Task requirements: Lines containing the word "this" should be extracted in full.

* start Supplied data *

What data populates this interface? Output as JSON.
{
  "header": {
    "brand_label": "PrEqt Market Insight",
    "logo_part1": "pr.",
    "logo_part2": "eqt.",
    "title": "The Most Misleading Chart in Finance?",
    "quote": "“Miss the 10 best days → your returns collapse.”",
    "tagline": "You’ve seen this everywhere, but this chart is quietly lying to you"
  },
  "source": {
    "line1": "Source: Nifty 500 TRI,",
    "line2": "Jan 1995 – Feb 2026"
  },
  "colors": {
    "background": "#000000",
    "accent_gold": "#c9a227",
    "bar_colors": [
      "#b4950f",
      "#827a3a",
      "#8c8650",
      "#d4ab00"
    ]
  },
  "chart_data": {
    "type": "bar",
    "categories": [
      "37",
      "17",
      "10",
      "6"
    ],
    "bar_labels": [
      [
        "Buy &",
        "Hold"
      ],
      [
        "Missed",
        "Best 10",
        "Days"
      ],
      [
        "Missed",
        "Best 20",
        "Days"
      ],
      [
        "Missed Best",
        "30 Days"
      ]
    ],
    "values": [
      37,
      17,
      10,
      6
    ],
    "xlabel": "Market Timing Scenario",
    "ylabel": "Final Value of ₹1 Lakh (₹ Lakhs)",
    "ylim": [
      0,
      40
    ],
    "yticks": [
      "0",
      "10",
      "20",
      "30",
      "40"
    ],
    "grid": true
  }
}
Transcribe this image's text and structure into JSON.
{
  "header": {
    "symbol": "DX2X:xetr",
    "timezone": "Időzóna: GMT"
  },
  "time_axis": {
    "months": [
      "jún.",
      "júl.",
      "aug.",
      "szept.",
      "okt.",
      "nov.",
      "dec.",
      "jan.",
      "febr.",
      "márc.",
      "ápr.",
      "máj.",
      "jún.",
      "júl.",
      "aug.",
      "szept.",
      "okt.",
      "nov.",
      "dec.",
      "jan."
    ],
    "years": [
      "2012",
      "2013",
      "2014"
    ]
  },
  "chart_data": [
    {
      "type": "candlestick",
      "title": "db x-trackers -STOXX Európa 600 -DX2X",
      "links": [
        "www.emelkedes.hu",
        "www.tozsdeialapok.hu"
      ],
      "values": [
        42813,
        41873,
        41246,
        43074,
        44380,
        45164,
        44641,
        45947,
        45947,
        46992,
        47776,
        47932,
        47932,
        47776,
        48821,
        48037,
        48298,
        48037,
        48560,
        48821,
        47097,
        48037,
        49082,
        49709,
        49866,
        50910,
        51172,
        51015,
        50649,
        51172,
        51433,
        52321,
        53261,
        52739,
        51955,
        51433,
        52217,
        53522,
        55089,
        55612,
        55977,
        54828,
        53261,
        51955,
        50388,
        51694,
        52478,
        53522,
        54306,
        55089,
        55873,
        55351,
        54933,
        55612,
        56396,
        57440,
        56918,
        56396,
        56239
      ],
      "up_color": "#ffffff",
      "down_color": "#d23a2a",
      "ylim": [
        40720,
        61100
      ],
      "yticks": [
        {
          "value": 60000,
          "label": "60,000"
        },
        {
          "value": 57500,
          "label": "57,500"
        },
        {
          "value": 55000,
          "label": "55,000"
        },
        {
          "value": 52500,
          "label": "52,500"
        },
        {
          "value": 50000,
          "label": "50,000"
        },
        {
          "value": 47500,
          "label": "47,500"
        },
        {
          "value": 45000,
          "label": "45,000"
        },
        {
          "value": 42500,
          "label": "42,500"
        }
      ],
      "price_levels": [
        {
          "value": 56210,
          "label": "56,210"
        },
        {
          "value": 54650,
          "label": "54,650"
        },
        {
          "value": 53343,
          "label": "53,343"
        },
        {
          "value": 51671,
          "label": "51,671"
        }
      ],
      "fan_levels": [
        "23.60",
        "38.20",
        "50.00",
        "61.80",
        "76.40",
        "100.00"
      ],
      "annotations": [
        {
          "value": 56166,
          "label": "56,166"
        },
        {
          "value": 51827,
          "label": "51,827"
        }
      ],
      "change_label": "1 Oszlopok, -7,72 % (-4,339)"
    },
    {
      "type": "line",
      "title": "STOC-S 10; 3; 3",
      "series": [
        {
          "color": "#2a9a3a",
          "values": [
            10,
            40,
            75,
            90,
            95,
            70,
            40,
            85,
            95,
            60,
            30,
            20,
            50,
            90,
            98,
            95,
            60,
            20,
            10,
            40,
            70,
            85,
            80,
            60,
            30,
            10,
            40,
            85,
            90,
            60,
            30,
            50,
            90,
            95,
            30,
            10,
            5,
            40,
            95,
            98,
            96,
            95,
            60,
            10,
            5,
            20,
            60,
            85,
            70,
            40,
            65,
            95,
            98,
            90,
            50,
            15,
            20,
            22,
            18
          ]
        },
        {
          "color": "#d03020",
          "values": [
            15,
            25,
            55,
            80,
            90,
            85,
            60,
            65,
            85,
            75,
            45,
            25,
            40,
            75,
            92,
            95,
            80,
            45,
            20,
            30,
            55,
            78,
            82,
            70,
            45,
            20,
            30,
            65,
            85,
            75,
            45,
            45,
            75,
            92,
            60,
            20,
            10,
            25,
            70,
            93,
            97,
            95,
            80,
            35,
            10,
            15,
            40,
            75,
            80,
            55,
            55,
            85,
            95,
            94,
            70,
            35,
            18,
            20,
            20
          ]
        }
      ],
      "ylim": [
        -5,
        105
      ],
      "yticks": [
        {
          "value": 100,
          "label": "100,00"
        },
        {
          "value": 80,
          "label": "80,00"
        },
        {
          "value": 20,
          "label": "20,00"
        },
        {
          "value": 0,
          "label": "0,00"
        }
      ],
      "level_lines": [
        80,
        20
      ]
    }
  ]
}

* end Supplied data *

Task answer:
What data populates this interface? Output as JSON.
    "tagline": "You’ve seen this everywhere, but this chart is quietly lying to you"
Transcribe this image's text and structure into JSON.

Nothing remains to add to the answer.